→ Task
Could you copy every line from the material below in which "nUygulamaları" appears?
-------------------------
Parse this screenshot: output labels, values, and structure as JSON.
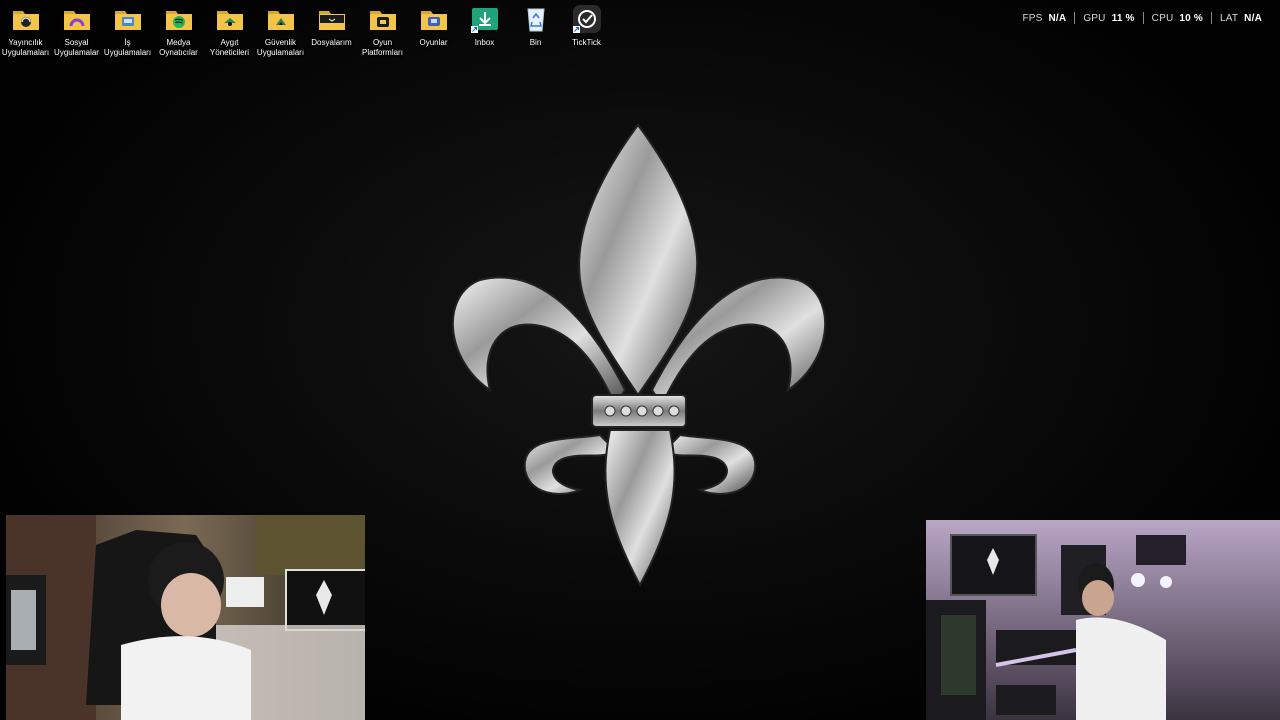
{
  "desktop_icons": [
    {
      "label": "Yayıncılık\nUygulamaları",
      "icon": "folder-streaming-icon"
    },
    {
      "label": "Sosyal\nUygulamalar",
      "icon": "folder-social-icon"
    },
    {
      "label": "İş\nUygulamaları",
      "icon": "folder-work-icon"
    },
    {
      "label": "Medya\nOynatıcılar",
      "icon": "folder-media-icon"
    },
    {
      "label": "Aygıt\nYöneticileri",
      "icon": "folder-device-icon"
    },
    {
      "label": "Güvenlik\nUygulamaları",
      "icon": "folder-security-icon"
    },
    {
      "label": "Dosyalarım",
      "icon": "folder-files-icon"
    },
    {
      "label": "Oyun\nPlatformları",
      "icon": "folder-gaming-platforms-icon"
    },
    {
      "label": "Oyunlar",
      "icon": "folder-games-icon"
    },
    {
      "label": "Inbox",
      "icon": "inbox-download-icon"
    },
    {
      "label": "Bin",
      "icon": "recycle-bin-icon"
    },
    {
      "label": "TickTick",
      "icon": "ticktick-icon"
    }
  ],
  "perf_overlay": {
    "fps": {
      "label": "FPS",
      "value": "N/A"
    },
    "gpu": {
      "label": "GPU",
      "value": "11 %"
    },
    "cpu": {
      "label": "CPU",
      "value": "10 %"
    },
    "lat": {
      "label": "LAT",
      "value": "N/A"
    }
  },
  "colors": {
    "folder_yellow": "#f2c548",
    "folder_dark": "#d9a72c",
    "inbox_green": "#1fa37a",
    "ticktick_bg": "#2b2b2b"
  }
}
-------------------------
→ Output of the exercise
      "label": "Yayıncılık\nUygulamaları",
      "label": "İş\nUygulamaları",
      "label": "Güvenlik\nUygulamaları",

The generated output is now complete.